- **Exercise goal**
Find the word "algorithm" in the material below and gather every line that contains it.

- **Extracted records**
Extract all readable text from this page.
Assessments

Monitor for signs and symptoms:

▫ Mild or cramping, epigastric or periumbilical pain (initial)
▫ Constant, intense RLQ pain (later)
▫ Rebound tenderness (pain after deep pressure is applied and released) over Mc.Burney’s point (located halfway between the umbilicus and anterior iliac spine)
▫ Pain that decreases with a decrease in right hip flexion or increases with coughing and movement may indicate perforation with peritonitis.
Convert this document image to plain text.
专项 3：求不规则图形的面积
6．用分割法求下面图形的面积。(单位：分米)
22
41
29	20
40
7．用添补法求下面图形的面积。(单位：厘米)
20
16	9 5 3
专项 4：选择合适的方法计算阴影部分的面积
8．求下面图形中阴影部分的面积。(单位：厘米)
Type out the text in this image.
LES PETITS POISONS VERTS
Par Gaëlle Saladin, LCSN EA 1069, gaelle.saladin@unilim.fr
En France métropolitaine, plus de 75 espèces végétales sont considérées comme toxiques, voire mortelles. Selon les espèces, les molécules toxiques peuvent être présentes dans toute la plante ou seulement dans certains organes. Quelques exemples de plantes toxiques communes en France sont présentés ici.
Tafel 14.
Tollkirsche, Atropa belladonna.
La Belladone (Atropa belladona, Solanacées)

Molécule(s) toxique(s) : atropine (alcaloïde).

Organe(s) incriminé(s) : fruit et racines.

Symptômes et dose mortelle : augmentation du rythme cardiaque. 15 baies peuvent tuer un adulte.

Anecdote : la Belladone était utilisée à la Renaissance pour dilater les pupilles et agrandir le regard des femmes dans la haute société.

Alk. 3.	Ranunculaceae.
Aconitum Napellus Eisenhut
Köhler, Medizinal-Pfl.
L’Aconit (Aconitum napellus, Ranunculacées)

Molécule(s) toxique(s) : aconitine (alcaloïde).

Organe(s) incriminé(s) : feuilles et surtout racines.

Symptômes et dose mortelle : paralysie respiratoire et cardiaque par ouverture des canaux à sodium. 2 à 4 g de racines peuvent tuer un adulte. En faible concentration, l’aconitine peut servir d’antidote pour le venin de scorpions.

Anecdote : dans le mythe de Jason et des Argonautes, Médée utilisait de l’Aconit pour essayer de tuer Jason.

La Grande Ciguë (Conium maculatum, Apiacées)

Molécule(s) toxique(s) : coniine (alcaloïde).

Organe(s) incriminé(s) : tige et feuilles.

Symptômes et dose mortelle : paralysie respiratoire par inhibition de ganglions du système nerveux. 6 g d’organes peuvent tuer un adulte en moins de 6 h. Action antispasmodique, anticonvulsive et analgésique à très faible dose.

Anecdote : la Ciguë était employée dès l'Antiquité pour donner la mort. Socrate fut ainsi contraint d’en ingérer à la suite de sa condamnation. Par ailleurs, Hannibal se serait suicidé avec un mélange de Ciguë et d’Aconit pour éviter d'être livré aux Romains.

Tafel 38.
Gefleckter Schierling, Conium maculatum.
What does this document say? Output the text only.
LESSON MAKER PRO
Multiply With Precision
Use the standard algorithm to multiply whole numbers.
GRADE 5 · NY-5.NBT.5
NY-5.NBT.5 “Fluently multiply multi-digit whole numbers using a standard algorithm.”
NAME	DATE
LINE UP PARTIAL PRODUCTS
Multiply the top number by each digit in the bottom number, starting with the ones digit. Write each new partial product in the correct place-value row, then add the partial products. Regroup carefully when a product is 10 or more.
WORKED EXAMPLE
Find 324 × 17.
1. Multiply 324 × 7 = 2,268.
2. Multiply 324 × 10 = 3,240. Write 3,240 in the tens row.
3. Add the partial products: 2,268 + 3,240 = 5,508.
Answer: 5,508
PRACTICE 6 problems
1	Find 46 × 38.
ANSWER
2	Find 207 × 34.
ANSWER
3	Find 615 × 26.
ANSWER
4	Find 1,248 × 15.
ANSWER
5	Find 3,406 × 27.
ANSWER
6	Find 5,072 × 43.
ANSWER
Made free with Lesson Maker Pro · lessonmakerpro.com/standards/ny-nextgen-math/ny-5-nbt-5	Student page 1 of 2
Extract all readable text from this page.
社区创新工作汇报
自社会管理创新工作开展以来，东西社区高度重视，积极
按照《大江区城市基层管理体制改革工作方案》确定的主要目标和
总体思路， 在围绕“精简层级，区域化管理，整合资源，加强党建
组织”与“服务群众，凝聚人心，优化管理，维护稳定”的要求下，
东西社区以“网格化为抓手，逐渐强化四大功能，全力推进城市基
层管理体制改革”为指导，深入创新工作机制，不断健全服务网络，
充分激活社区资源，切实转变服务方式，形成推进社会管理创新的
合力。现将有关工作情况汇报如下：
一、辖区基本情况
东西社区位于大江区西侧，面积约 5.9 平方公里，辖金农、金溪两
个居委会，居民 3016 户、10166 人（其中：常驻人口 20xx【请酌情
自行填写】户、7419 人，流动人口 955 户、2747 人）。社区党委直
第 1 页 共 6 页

- **Expected answer**
Use the standard algorithm to multiply whole numbers.
NY-5.NBT.5 “Fluently multiply multi-digit whole numbers using a standard algorithm.”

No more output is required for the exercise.